# WORK INSTRUCTIONS
Filter this material down to the lines that hold "Munition", copying each one.

# RECORDED DATA

+===+

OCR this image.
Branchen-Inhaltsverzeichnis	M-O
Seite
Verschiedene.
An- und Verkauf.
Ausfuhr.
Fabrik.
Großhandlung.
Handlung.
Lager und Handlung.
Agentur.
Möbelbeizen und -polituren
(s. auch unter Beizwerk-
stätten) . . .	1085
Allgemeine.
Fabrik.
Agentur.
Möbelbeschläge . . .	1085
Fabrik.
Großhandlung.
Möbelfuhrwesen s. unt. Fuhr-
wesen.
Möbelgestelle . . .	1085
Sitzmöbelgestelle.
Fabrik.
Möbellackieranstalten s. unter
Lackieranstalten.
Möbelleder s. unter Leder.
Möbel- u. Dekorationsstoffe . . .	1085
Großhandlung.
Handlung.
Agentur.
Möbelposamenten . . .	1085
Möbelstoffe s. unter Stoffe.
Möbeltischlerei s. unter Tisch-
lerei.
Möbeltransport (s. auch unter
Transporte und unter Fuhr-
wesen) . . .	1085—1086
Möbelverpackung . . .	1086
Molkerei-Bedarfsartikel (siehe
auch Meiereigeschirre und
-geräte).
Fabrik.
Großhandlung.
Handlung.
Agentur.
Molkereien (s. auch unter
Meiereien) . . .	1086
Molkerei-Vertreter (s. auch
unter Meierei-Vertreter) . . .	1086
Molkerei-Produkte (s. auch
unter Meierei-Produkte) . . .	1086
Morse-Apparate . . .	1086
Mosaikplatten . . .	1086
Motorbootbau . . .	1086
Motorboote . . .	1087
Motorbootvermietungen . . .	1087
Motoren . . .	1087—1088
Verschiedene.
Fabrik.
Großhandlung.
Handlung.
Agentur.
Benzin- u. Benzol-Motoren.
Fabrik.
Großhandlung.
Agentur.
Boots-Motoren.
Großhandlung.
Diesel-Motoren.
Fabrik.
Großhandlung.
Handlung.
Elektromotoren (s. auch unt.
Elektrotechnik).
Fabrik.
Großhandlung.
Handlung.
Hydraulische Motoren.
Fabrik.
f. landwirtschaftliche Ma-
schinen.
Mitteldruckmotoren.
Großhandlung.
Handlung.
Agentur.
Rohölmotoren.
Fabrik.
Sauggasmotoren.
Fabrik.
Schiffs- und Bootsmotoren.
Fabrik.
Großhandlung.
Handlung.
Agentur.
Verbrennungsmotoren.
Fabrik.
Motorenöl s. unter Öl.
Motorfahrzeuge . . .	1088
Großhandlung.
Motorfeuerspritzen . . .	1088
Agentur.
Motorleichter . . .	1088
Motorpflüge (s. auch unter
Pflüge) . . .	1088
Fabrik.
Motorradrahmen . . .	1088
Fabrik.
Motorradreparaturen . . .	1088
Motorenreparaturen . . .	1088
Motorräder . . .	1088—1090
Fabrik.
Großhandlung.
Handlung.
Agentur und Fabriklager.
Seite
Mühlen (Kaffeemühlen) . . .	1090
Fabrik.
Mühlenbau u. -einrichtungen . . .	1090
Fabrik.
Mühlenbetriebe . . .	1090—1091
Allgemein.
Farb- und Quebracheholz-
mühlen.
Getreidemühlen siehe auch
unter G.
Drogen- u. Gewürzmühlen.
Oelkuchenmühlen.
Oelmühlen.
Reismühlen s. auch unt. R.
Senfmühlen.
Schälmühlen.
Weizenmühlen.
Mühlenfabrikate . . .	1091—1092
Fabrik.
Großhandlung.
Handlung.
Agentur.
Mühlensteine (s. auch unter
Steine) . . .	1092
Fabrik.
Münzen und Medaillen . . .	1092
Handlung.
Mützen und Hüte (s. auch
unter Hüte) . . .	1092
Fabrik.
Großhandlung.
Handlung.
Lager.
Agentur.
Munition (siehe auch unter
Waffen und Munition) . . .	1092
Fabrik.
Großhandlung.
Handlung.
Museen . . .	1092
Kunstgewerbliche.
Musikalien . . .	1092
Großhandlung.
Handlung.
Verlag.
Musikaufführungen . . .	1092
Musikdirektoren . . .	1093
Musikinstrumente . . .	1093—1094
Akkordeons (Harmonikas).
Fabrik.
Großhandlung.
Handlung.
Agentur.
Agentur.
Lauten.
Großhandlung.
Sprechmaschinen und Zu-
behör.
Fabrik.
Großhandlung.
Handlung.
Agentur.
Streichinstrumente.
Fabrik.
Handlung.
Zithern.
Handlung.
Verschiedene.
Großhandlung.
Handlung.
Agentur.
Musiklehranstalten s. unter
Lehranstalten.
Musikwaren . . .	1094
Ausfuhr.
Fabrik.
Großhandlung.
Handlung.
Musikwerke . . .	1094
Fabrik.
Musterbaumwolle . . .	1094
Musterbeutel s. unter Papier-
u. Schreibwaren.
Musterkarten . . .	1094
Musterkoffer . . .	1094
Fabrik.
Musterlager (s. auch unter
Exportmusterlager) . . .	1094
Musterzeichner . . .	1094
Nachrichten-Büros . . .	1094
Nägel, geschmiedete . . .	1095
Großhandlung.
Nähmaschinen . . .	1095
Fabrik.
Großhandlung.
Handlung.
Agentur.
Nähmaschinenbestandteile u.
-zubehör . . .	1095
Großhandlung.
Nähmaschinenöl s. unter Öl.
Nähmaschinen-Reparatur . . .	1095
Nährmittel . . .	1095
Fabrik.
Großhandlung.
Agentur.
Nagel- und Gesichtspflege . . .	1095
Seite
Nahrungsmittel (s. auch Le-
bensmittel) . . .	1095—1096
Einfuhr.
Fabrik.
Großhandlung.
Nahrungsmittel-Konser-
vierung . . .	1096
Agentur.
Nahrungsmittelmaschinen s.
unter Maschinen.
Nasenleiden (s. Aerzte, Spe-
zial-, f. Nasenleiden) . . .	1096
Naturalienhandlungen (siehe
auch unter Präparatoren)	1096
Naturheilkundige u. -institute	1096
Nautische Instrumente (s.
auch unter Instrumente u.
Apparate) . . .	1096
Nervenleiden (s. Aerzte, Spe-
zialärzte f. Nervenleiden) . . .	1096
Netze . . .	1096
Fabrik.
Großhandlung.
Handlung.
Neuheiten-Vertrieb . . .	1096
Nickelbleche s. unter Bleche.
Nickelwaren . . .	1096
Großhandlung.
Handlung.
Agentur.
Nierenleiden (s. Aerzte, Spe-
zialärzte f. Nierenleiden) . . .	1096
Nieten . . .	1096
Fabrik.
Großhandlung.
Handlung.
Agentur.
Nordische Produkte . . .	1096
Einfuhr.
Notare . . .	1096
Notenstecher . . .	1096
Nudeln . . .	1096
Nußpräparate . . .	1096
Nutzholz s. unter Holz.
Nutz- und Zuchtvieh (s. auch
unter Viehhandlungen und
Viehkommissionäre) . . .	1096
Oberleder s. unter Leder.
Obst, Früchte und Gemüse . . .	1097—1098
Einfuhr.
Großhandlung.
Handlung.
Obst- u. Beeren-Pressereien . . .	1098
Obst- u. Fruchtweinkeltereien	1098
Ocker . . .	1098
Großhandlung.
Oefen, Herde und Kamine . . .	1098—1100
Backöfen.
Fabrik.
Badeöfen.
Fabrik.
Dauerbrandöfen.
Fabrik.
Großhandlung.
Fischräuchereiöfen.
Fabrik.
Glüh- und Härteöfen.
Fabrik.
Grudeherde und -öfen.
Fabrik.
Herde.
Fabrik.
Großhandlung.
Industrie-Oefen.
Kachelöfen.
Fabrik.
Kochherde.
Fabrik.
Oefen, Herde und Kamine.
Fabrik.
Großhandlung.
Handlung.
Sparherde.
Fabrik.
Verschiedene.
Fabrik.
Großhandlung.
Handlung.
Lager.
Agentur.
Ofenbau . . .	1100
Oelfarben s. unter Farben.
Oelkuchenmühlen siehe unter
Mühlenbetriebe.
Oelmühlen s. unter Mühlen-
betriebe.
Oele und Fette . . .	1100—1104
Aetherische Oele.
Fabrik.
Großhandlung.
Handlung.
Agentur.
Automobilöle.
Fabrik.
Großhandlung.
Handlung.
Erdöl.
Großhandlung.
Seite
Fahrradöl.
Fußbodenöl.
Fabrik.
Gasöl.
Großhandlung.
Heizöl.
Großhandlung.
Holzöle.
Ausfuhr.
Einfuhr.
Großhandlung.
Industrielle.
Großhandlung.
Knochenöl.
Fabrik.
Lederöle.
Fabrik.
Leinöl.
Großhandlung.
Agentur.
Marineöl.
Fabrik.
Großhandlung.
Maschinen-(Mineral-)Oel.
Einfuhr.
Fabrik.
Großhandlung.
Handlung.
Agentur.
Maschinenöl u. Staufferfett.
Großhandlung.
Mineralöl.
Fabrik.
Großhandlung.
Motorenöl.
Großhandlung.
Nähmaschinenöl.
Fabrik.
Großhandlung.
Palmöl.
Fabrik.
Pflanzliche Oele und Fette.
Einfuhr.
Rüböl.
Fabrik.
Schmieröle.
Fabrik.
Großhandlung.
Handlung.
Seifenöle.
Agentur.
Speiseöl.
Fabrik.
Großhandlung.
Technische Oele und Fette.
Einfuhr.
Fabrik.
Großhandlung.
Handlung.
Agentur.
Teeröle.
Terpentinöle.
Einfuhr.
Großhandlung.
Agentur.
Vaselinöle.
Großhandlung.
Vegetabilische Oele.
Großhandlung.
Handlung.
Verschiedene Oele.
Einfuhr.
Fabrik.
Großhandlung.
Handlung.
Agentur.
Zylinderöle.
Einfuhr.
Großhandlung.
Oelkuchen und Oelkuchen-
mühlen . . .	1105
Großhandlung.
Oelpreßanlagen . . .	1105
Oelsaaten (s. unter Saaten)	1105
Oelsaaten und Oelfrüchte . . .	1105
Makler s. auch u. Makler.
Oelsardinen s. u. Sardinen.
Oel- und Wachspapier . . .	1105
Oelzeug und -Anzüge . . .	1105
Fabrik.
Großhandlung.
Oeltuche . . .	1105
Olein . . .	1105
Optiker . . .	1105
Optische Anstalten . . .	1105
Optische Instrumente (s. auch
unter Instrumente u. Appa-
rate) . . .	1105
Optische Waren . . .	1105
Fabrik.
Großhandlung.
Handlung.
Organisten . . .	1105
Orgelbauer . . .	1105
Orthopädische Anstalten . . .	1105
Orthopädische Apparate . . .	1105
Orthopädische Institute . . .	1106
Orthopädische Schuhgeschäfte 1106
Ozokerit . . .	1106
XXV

+===+

# RESPONSE
Munition (siehe auch unter
Waffen und Munition) . . .	1092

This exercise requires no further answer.